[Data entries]
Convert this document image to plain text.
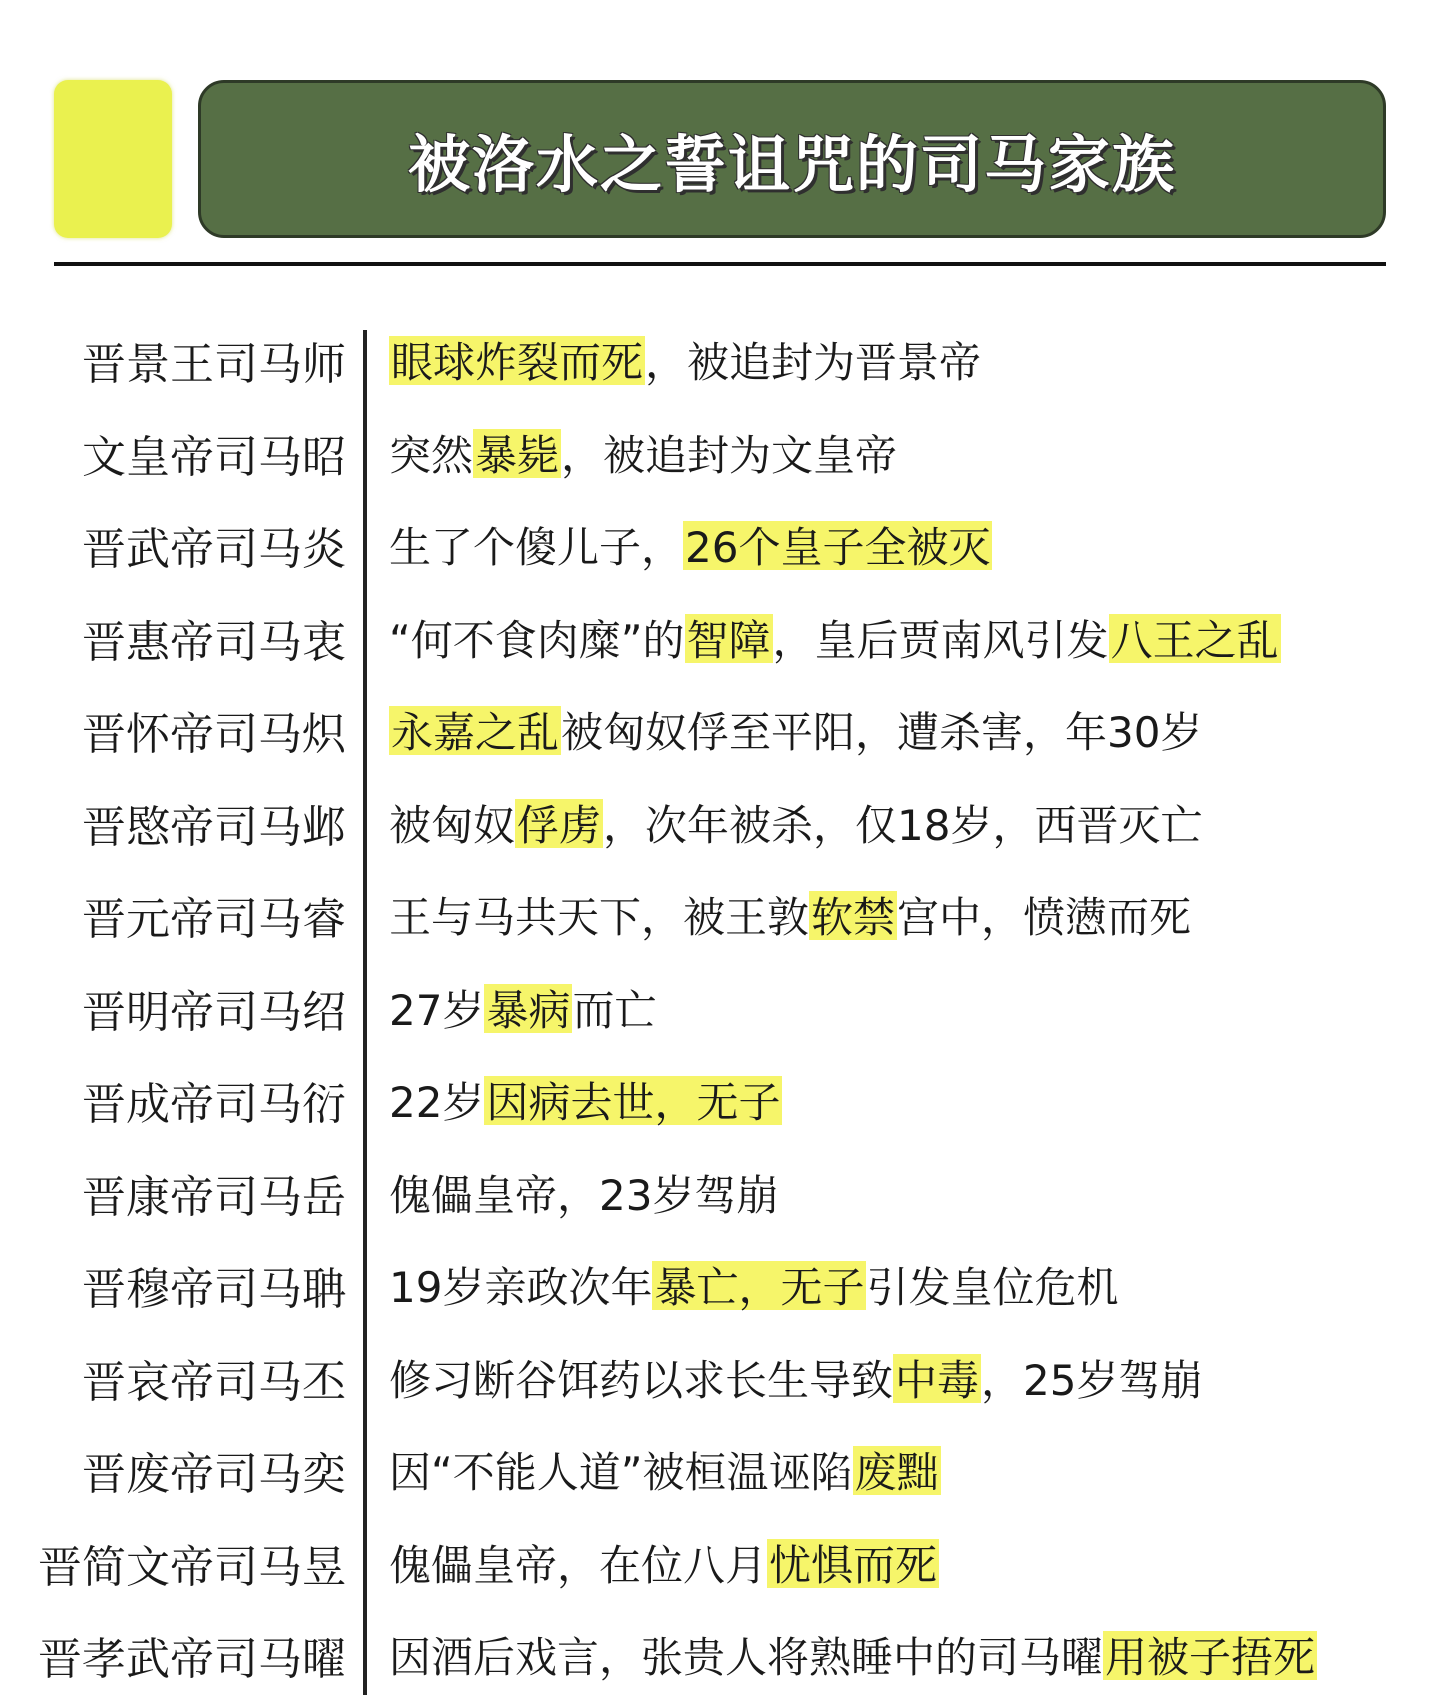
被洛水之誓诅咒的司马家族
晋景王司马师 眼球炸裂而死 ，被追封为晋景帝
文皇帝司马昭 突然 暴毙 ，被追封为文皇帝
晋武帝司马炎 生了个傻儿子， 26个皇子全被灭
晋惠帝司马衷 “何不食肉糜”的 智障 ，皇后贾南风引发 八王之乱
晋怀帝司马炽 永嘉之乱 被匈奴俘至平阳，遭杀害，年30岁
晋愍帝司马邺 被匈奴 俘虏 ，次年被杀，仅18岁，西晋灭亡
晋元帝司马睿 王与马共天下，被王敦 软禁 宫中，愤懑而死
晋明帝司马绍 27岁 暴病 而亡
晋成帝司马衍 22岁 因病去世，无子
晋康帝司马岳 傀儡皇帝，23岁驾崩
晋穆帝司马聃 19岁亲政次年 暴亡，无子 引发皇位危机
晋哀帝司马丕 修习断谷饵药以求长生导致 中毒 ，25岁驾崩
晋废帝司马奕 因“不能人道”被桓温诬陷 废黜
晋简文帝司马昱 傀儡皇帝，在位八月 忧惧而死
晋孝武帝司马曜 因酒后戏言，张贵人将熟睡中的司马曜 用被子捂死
* * *
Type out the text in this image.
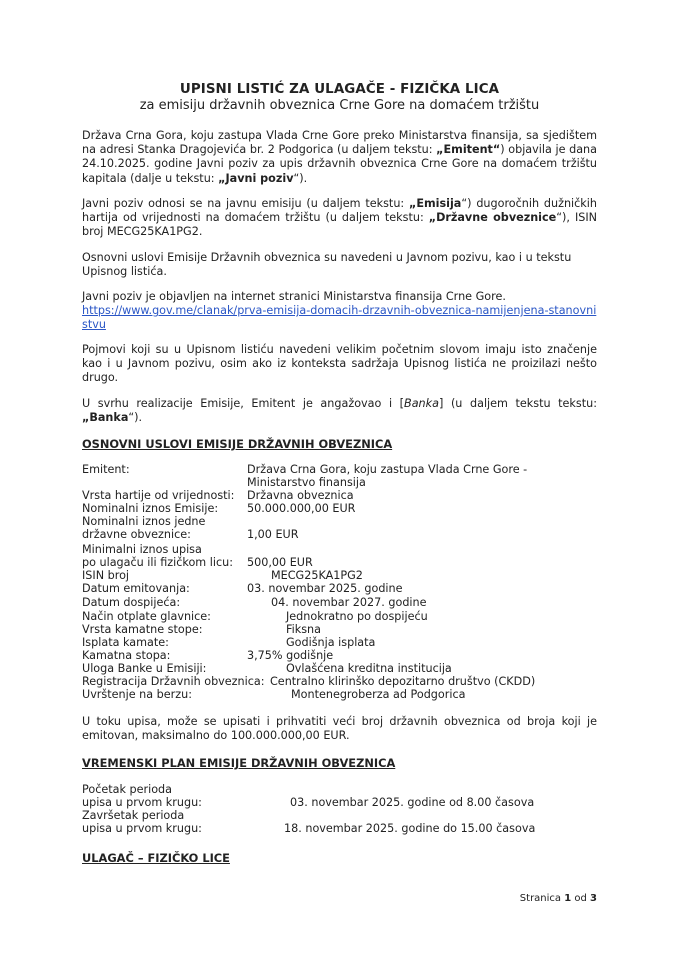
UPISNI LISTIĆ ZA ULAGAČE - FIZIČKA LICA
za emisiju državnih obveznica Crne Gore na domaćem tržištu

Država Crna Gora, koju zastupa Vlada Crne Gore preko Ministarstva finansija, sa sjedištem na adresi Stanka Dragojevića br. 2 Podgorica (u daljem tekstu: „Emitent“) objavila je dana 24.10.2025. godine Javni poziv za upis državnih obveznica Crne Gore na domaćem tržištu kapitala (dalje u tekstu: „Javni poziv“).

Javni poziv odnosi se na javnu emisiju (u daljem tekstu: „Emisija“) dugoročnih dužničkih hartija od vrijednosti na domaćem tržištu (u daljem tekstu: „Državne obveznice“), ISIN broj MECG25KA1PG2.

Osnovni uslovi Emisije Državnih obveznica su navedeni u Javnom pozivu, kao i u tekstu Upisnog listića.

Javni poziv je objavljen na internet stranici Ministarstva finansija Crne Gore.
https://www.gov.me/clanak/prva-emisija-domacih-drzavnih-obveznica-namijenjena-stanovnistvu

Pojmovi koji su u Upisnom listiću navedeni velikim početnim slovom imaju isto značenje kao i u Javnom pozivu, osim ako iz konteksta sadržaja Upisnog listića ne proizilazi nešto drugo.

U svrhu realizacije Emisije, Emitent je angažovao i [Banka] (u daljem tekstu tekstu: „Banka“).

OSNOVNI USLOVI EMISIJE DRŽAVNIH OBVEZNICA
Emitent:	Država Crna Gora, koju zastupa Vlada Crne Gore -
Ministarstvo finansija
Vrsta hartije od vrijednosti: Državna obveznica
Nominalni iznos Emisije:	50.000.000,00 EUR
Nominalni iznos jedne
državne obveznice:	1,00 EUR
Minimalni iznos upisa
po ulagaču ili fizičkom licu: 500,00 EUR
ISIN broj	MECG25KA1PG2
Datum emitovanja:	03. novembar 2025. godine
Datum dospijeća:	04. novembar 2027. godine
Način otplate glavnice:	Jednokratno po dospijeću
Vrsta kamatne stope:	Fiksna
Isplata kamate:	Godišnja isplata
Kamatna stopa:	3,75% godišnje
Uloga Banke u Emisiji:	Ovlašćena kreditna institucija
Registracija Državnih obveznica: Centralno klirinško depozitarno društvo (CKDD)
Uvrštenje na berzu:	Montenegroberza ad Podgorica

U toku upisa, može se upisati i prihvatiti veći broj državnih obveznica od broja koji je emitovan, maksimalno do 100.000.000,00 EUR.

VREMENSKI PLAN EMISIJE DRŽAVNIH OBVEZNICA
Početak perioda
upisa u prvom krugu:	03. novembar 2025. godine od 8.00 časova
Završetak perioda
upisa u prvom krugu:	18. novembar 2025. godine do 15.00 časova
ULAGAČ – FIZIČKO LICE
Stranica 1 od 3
---
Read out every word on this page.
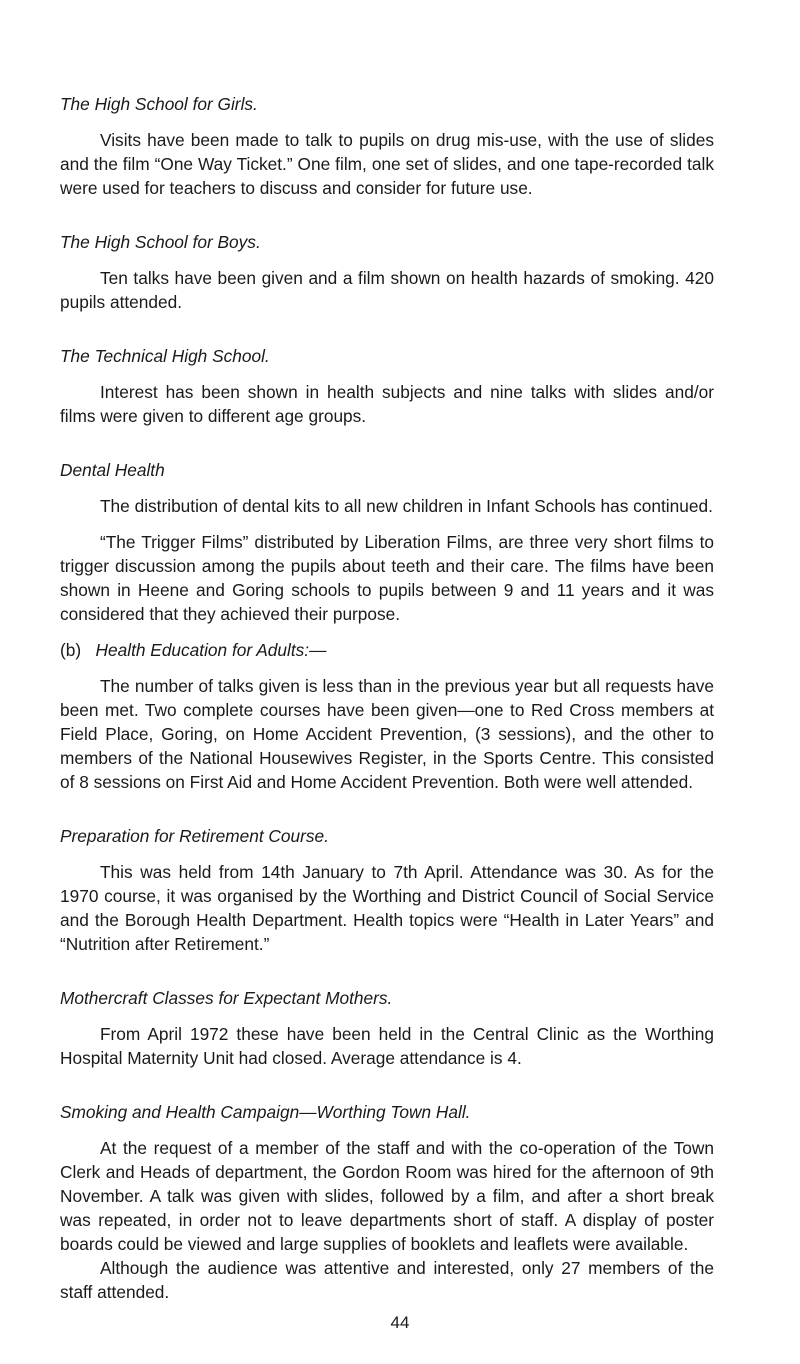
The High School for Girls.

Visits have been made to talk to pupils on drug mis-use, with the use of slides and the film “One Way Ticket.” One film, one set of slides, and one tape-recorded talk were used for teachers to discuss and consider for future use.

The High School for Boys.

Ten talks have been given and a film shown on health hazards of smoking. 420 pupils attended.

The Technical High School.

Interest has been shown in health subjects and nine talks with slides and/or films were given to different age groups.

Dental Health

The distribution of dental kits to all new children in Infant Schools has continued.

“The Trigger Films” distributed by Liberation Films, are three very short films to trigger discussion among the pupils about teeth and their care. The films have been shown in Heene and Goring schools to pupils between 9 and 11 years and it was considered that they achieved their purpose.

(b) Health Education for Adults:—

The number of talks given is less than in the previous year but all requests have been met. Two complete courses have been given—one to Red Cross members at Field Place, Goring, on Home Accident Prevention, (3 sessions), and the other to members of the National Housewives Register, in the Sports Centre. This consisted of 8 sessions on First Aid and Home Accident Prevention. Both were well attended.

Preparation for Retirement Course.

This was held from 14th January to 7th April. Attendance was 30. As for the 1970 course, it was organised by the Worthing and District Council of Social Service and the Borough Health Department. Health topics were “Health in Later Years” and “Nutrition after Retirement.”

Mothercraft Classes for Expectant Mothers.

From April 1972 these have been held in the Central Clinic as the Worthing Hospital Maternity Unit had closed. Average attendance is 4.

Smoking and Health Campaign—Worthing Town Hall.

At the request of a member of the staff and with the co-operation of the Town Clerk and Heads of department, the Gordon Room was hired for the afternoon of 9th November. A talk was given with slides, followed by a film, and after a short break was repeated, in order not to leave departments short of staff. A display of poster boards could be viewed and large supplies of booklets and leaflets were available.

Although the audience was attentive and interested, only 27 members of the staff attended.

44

[Required task] Going through the records above, state how many lines carry "listića", with no other text.

[Finished answer] 2